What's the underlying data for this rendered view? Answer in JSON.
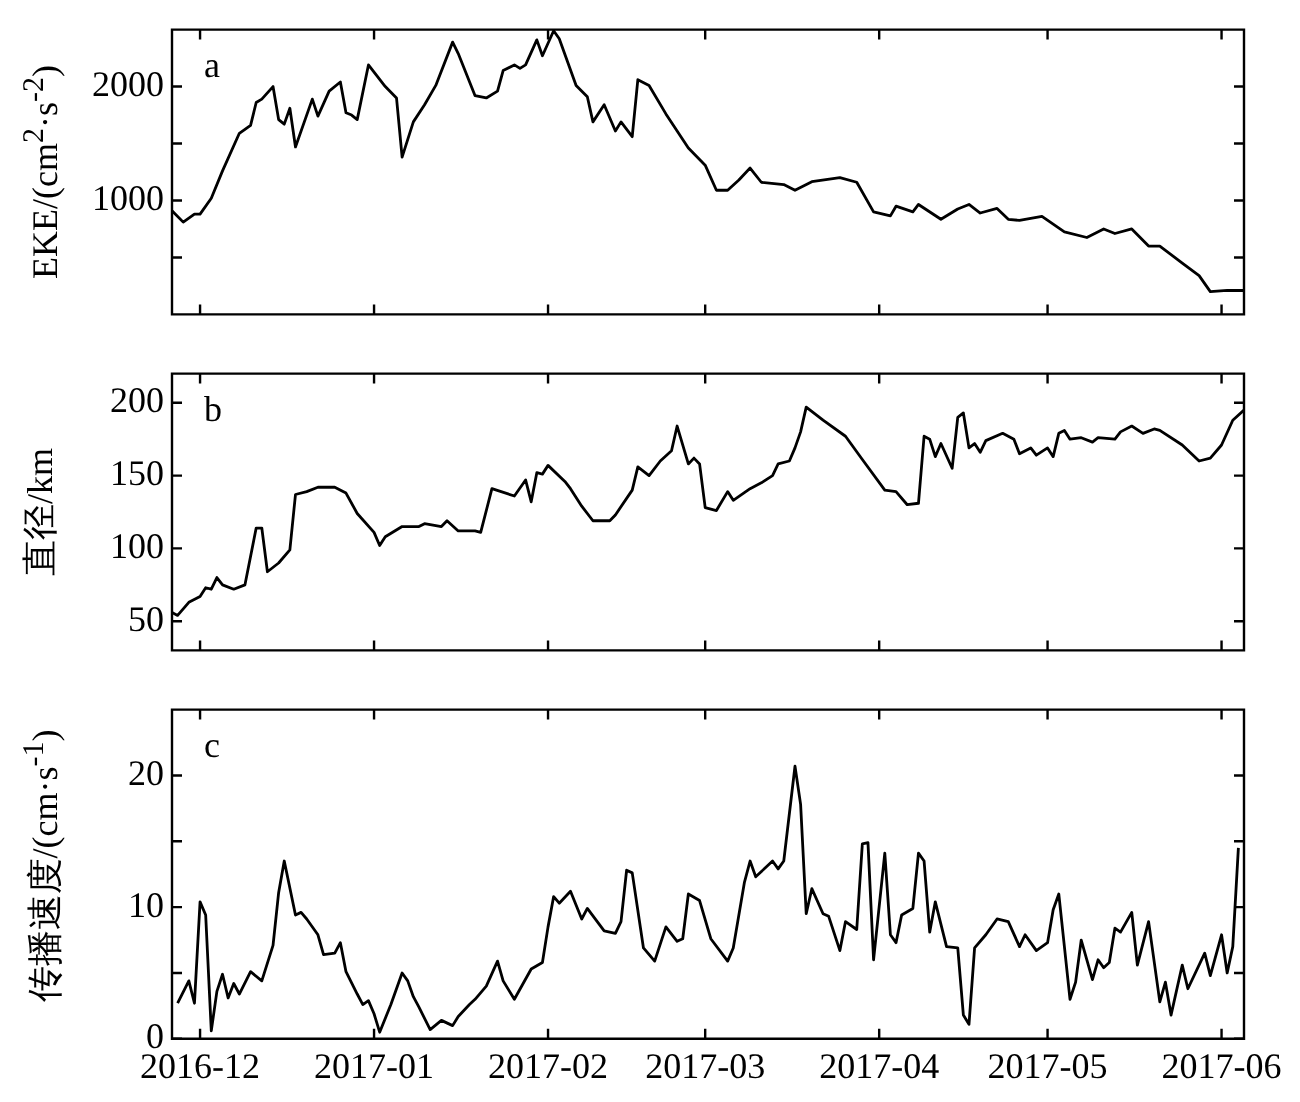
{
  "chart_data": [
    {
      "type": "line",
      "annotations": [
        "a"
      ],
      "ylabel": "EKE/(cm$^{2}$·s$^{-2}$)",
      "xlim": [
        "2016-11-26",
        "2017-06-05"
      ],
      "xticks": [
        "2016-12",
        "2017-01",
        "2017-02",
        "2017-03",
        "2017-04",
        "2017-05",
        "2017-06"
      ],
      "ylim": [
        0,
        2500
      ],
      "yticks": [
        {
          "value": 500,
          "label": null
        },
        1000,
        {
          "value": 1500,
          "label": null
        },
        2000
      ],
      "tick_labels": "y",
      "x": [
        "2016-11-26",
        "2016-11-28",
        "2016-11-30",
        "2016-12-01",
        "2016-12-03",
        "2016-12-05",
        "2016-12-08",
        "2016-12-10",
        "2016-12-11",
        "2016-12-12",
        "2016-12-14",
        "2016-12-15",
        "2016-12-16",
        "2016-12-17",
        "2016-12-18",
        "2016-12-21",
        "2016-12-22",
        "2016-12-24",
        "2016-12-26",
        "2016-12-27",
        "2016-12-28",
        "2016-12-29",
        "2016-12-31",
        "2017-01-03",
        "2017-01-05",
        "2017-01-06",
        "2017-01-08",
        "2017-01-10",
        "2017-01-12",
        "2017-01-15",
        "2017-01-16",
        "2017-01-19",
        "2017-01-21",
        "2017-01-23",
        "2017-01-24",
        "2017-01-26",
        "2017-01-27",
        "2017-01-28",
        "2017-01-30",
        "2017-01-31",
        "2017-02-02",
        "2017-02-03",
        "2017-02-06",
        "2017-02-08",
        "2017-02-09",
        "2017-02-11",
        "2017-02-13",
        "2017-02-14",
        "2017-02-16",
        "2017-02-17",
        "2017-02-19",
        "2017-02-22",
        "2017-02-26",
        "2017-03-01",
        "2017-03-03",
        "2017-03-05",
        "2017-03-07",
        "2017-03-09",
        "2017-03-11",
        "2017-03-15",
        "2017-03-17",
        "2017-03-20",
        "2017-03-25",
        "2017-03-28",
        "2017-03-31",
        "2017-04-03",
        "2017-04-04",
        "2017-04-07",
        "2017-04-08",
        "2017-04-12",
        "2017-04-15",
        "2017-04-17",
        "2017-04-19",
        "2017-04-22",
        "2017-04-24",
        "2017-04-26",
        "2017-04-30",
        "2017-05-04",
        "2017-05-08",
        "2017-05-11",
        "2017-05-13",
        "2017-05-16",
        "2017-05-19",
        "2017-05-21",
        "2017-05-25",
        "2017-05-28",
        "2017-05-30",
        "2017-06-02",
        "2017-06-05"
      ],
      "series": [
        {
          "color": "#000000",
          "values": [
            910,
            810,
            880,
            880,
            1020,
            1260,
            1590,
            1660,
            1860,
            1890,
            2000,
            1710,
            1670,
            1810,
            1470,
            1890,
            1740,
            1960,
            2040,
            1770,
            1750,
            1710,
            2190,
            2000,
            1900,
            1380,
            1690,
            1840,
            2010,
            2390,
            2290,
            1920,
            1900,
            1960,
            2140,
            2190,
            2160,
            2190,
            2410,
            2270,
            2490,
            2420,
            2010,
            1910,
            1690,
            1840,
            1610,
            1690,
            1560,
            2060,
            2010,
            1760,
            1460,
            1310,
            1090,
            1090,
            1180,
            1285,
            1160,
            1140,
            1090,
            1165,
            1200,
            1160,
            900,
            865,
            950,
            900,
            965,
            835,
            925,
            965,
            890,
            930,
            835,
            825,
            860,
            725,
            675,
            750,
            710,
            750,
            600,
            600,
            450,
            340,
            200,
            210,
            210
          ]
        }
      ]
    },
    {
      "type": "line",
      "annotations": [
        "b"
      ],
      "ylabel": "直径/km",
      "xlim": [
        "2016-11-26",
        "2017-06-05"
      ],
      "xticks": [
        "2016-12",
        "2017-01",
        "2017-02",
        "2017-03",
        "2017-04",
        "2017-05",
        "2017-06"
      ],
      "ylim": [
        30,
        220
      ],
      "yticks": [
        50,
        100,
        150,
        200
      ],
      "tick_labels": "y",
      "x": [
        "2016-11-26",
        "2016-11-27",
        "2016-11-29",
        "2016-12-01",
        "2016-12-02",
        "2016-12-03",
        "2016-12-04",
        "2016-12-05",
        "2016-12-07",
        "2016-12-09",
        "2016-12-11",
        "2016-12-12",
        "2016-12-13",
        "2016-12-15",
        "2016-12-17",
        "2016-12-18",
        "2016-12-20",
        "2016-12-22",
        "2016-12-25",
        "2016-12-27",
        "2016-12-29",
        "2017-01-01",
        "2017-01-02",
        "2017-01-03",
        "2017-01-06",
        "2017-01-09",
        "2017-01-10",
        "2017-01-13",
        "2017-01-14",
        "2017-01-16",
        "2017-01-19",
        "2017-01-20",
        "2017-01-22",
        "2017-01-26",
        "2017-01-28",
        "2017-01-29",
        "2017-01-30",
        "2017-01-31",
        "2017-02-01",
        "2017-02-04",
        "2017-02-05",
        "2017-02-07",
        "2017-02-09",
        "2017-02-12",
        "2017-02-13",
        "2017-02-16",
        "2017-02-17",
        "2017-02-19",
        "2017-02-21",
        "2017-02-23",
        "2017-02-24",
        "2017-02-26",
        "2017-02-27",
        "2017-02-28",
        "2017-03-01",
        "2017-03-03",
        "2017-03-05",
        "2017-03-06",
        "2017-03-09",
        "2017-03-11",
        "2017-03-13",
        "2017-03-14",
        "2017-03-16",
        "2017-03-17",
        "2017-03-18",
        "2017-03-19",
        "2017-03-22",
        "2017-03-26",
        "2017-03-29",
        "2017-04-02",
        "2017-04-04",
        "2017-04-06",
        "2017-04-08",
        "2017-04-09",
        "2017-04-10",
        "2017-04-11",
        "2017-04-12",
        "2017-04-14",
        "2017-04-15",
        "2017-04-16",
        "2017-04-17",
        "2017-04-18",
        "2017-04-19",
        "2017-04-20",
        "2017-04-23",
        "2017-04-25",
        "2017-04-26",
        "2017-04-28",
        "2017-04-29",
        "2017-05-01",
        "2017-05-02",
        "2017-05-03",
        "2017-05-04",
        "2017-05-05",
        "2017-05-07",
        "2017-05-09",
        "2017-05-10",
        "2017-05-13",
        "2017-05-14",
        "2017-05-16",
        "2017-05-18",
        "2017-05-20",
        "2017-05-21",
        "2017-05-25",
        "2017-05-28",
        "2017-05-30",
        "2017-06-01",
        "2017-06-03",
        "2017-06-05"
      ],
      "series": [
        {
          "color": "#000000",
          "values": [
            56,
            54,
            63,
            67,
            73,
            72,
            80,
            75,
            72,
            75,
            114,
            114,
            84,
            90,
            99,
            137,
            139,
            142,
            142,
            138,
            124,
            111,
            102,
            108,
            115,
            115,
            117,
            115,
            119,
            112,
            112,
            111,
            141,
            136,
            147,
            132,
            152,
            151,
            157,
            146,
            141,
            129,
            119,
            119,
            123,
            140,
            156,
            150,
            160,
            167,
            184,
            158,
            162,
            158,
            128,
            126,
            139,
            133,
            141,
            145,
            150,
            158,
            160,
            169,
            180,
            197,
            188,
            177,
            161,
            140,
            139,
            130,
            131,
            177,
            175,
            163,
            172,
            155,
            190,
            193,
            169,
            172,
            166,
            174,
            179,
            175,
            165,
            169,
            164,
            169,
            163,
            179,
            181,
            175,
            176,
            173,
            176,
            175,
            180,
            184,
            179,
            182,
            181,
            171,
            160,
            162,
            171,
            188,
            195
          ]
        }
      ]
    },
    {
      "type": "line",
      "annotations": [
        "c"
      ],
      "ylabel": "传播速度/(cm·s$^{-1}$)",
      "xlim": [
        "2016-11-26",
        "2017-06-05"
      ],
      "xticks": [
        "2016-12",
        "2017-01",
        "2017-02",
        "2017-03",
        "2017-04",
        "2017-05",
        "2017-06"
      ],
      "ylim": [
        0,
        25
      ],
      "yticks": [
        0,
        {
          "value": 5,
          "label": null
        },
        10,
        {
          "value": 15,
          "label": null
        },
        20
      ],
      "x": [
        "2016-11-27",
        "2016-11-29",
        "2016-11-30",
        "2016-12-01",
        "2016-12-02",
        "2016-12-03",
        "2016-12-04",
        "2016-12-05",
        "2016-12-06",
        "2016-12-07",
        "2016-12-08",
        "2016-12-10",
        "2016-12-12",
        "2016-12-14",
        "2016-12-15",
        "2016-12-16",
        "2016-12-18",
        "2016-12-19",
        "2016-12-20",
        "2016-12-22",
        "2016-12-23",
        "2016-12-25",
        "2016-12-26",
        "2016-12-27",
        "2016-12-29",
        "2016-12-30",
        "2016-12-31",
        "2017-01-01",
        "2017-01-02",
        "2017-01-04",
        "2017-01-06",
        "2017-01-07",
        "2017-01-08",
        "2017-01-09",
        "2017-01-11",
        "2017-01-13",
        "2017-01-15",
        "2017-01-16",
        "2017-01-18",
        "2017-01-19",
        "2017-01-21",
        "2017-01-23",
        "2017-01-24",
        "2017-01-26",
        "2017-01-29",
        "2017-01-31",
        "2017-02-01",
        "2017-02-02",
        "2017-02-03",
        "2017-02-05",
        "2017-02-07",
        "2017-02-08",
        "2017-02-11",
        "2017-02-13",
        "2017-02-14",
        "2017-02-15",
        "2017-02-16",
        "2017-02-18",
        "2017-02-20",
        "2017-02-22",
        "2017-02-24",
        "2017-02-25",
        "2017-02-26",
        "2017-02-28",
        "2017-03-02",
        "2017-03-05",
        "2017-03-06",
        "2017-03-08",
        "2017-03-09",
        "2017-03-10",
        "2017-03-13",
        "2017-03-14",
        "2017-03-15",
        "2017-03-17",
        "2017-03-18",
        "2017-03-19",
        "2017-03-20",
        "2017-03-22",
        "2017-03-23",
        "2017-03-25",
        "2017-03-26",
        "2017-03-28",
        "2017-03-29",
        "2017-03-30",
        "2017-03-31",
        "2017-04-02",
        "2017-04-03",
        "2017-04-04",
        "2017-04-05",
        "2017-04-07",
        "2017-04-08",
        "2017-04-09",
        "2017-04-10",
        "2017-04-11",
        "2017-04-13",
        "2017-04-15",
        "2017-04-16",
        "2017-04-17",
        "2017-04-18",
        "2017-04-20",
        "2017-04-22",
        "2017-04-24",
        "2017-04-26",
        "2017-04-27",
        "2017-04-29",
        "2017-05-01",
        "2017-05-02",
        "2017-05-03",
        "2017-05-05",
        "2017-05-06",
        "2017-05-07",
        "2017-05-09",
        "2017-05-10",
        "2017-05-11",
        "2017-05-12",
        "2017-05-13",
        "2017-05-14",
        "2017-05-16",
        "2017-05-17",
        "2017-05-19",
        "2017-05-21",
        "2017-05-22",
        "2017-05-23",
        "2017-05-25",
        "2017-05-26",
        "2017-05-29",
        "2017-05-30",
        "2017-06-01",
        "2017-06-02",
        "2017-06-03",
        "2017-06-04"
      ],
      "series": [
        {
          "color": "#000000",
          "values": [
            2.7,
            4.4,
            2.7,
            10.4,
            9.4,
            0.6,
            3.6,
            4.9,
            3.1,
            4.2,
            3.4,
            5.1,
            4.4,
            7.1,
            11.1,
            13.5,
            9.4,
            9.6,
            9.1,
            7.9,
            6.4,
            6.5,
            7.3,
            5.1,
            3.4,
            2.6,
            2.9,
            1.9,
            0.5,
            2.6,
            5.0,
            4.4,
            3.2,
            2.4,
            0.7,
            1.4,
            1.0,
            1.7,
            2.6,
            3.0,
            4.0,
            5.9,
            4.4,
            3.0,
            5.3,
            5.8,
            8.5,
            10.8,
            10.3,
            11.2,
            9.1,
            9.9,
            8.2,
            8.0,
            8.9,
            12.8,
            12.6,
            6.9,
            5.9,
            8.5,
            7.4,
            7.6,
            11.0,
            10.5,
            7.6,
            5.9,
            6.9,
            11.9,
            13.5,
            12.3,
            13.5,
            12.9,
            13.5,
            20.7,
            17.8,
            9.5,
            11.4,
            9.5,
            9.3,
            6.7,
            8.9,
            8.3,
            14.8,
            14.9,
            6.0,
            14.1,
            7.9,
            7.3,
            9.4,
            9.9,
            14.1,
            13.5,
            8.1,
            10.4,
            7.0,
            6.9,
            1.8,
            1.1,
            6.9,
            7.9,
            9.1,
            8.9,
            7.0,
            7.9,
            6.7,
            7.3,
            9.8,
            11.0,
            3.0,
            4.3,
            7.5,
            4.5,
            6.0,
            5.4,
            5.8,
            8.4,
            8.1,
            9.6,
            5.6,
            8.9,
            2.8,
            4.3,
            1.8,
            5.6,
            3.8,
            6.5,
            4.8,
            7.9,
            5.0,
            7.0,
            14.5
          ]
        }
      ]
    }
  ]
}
__________________________________________________
WHAT THE EXERCISE ASKS:
From the records above, copy every line that holds the word "ylabel".

FINAL RESULT:
      "ylabel": "EKE/(cm$^{2}$·s$^{-2}$)",
      "ylabel": "直径/km",
      "ylabel": "传播速度/(cm·s$^{-1}$)",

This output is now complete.